Наш советский новояз

Сарнов Бенедикт Михайлович

Г

 

 

Генеральная линия

В разные времена она называлась по-разному. Но менялись только определения, эпитеты. Линия неизменно оставалась линией, и всегда — во все времена — линией партии. А уж именовалась ли она генеральной, или руководящей, или политической, или пролетарской, ленинской или сталинской — все это особого значения не имело.

Значение имело то, какой смысл вкладывался в это понятие. А смысл вкладывался всегда один и тот же:

► ПРОВОДИТЬ ГЕНЕРАЛЬНУЮ ЛИНИЮ ПАРТИИ.
(КПСС в резолюциях, т. 3. С. 20)

Строго следовать установкам высших партийных инстанций.

При том что смысл этот всегда оставался неизменным, партийные работники разных уровней в разные времена высказывались на эту тему по-разному. На заре советской государственно-партийной диктатуры принято было говорить, что главное — руководствоваться в своей работе партийными, пролетарскими принципами. Позже о принципах предпочитали уже не вспоминать и со всей большевистской прямотой стали ссылаться на установки высших партийных инстанций.

Что же касается высказываний партийных работников разных уровней, то из всех, с которыми приходилось сталкиваться, мне особенно запомнилось одно.

Услышал я его от Владимира Николаевича Войновича. И совсем было уже собрался пересказать сейчас тот его устный рассказ. Но на всякий случай решил спросить разрешения у автора, а заодно попросил освежить в моей памяти некоторые конкретные детали.

Просьбу мою Владимир Николаевич выполнил и разрешение сослаться на его устный рассказ охотно дал, но тут же припомнил, что эта рассказанная им мне когда-то история была им записана и даже опубликована. И хотя устный его рассказ произвел на меня когда-то более сильное впечатление (первое впечатление всегда бывает более сильным), я решил привести здесь этот его рассказ не в моем, а в его собственном, авторском изложении:

► Когда я учился в десятом классе вечерней школы в Крыму, мне было двадцать три года, то есть для школьника уже многовато. Но среди моих одноклассников некоторые были и постарше. Самому старшему было сорок шесть лет, мне он, естественно, казался стариком… В школу он всегда приходил в строгом сером костюме, длинный пиджак, широкие брюки и туго затянутый галстук. Сидел на задней парте. Когда вызывали к доске, выходил и не отвечал ни на какие вопросы. Молчал, по выражению одной нашей учительницы, как партизан на допросе…
(Владимир Войнович. Антисоветский Советский Союз)

• **Перечень данных**:
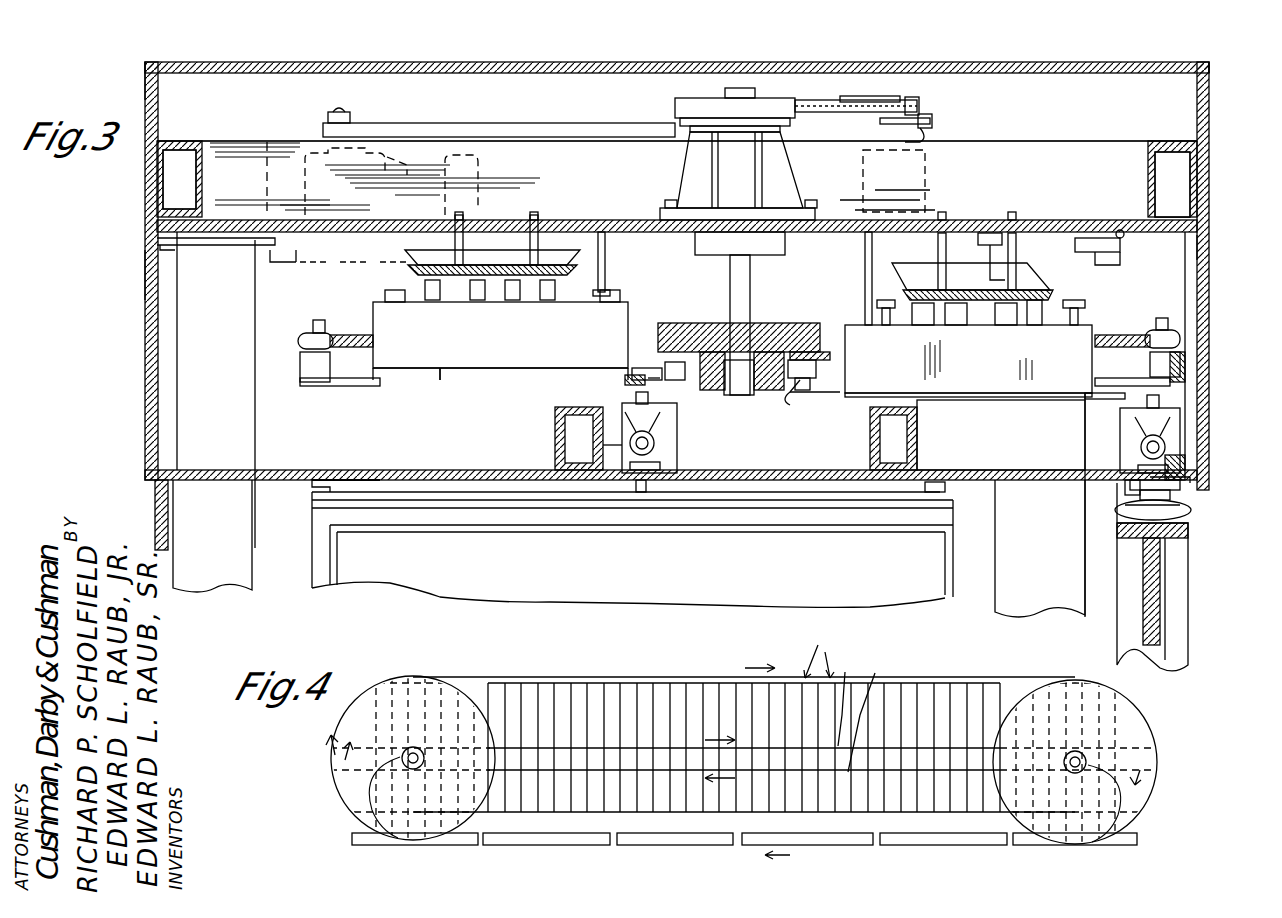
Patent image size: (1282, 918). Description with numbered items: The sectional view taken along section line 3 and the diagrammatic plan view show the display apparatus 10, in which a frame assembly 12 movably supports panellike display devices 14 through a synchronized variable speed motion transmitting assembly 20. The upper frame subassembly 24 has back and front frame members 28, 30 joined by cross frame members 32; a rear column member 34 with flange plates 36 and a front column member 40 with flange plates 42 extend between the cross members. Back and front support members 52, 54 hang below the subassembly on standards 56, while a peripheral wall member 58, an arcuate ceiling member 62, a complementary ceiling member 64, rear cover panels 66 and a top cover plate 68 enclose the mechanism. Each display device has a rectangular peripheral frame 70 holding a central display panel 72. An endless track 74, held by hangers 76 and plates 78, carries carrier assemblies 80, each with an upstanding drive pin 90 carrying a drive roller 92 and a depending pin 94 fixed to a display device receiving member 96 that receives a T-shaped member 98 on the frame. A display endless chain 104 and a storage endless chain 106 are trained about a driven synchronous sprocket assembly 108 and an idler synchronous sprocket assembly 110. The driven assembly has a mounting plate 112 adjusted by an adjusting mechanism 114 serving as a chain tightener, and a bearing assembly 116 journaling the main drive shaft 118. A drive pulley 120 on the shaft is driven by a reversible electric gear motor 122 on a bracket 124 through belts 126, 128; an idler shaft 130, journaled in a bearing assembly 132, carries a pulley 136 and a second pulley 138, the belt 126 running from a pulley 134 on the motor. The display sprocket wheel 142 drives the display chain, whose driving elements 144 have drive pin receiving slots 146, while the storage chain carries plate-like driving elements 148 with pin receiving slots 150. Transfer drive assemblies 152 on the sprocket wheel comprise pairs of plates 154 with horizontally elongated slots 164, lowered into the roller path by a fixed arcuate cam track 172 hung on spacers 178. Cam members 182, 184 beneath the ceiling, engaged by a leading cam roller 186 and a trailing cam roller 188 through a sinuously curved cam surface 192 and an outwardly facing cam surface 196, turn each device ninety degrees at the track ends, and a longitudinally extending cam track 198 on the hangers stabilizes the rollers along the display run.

In FIG. 3, the section line 3 is at (665, 468).
In FIG. 3, the display apparatus 10 is at (1228, 128).
In FIG. 4, the display apparatus 10 is at (520, 848).
In FIG. 3, the frame assembly 12 is at (140, 82).
In FIG. 3, the display devices 14 is at (392, 592).
In FIG. 4, the display devices 14 is at (640, 870).
In FIG. 4, the synchronized variable speed motion transmitting assembly 20 is at (328, 775).
In FIG. 3, the upper frame subassembly 24 is at (143, 184).
In FIG. 3, the back frame member 28 is at (182, 140).
In FIG. 3, the front frame member 30 is at (1172, 142).
In FIG. 3, the cross frame members 32 is at (1025, 160).
In FIG. 3, the rear column member 34 is at (240, 430).
In FIG. 3, the flange plates 36 is at (220, 247).
In FIG. 3, the front column member 40 is at (1000, 446).
In FIG. 3, the flange plates 42 is at (1095, 266).
In FIG. 3, the back support member 52 is at (555, 444).
In FIG. 3, the front support member 54 is at (870, 458).
In FIG. 3, the standards 56 is at (606, 278).
In FIG. 3, the peripheral wall member 58 is at (144, 293).
In FIG. 3, the arcuate ceiling member 62 is at (795, 496).
In FIG. 3, the complementary ceiling member 64 is at (413, 470).
In FIG. 3, the rear cover panels 66 is at (156, 500).
In FIG. 3, the top cover plate 68 is at (520, 73).
In FIG. 3, the rectangular peripheral frame 70 is at (1117, 540).
In FIG. 3, the central display panel 72 is at (670, 580).
In FIG. 3, the track 74 is at (665, 445).
In FIG. 3, the hangers 76 is at (1198, 250).
In FIG. 3, the plates 78 is at (565, 405).
In FIG. 3, the carrier assemblies 80 is at (680, 412).
In FIG. 3, the drive pin 90 is at (1218, 405).
In FIG. 3, the drive roller 92 is at (1188, 375).
In FIG. 3, the shaft or pin 94 is at (1188, 455).
In FIG. 3, the display device receiving member 96 is at (1122, 498).
In FIG. 3, the T-shaped member 98 is at (1118, 515).
In FIG. 3, the display endless chain 104 is at (320, 330).
In FIG. 4, the display endless chain 104 is at (688, 674).
In FIG. 3, the storage endless chain 106 is at (792, 400).
In FIG. 4, the storage endless chain 106 is at (875, 710).
In FIG. 4, the driven synchronous sprocket assembly 108 is at (425, 657).
In FIG. 4, the idler synchronous sprocket assembly 110 is at (1158, 686).
In FIG. 3, the mounting plate 112 is at (925, 200).
In FIG. 3, the adjusting mechanism 114 is at (238, 216).
In FIG. 3, the heavy duty bearing assembly 116 is at (690, 185).
In FIG. 3, the main drive shaft 118 is at (729, 294).
In FIG. 3, the drive pulley 120 is at (688, 104).
In FIG. 3, the reversible electric gear motor 122 is at (340, 271).
In FIG. 3, the bracket 124 is at (254, 305).
In FIG. 3, the belt 126 is at (470, 122).
In FIG. 3, the belt 128 is at (838, 104).
In FIG. 3, the idler shaft 130 is at (925, 144).
In FIG. 3, the bearing assembly 132 is at (862, 158).
In FIG. 3, the pulley 134 is at (330, 114).
In FIG. 3, the coupling 136 is at (932, 124).
In FIG. 3, the second pulley 138 is at (920, 104).
In FIG. 3, the display sprocket wheel 142 is at (818, 322).
In FIG. 3, the carrier assembly driving elements 144 is at (298, 370).
In FIG. 3, the drive pin receiving slot 146 is at (330, 388).
In FIG. 3, the carrier assembly driving elements 148 is at (818, 374).
In FIG. 3, the pin receiving slot 150 is at (657, 366).
In FIG. 3, the transfer drive assemblies 152 is at (450, 372).
In FIG. 3, the drive members or plates 154 is at (510, 372).
In FIG. 3, the horizontally elongated slots 164 is at (560, 326).
In FIG. 3, the arcuate cam track 172 is at (610, 240).
In FIG. 3, the spacers 178 is at (460, 262).
In FIG. 3, the cam member 182 is at (240, 470).
In FIG. 3, the cam member 184 is at (503, 510).
In FIG. 3, the leading cam roller 186 is at (342, 470).
In FIG. 3, the trailing cam roller 188 is at (935, 498).
In FIG. 3, the sinuously curved cam surface 192 is at (316, 500).
In FIG. 3, the outwardly facing cam surface 196 is at (357, 493).
In FIG. 3, the cam track 198 is at (1180, 480).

• **Короткое задание A**: Перепишите из текста о генеральной линии фрагмент, начиная со слов «При том что» и заканчивая словами «установки высших партийных инстанций.».
• **Короткое задание B**: Сколько лет было самому старшему однокласснику Войновича по вечерней школе в Крыму, согласно тексту о генеральной линии?

• **Результат задания A**:
При том что смысл этот всегда оставался неизменным, партийные работники разных уровней в разные времена высказывались на эту тему по-разному. На заре советской государственно-партийной диктатуры принято было говорить, что главное — руководствоваться в своей работе партийными, пролетарскими принципами. Позже о принципах предпочитали уже не вспоминать и со всей большевистской прямотой стали ссылаться на установки высших партийных инстанций.

• **Результат задания B**: Сорок шесть лет.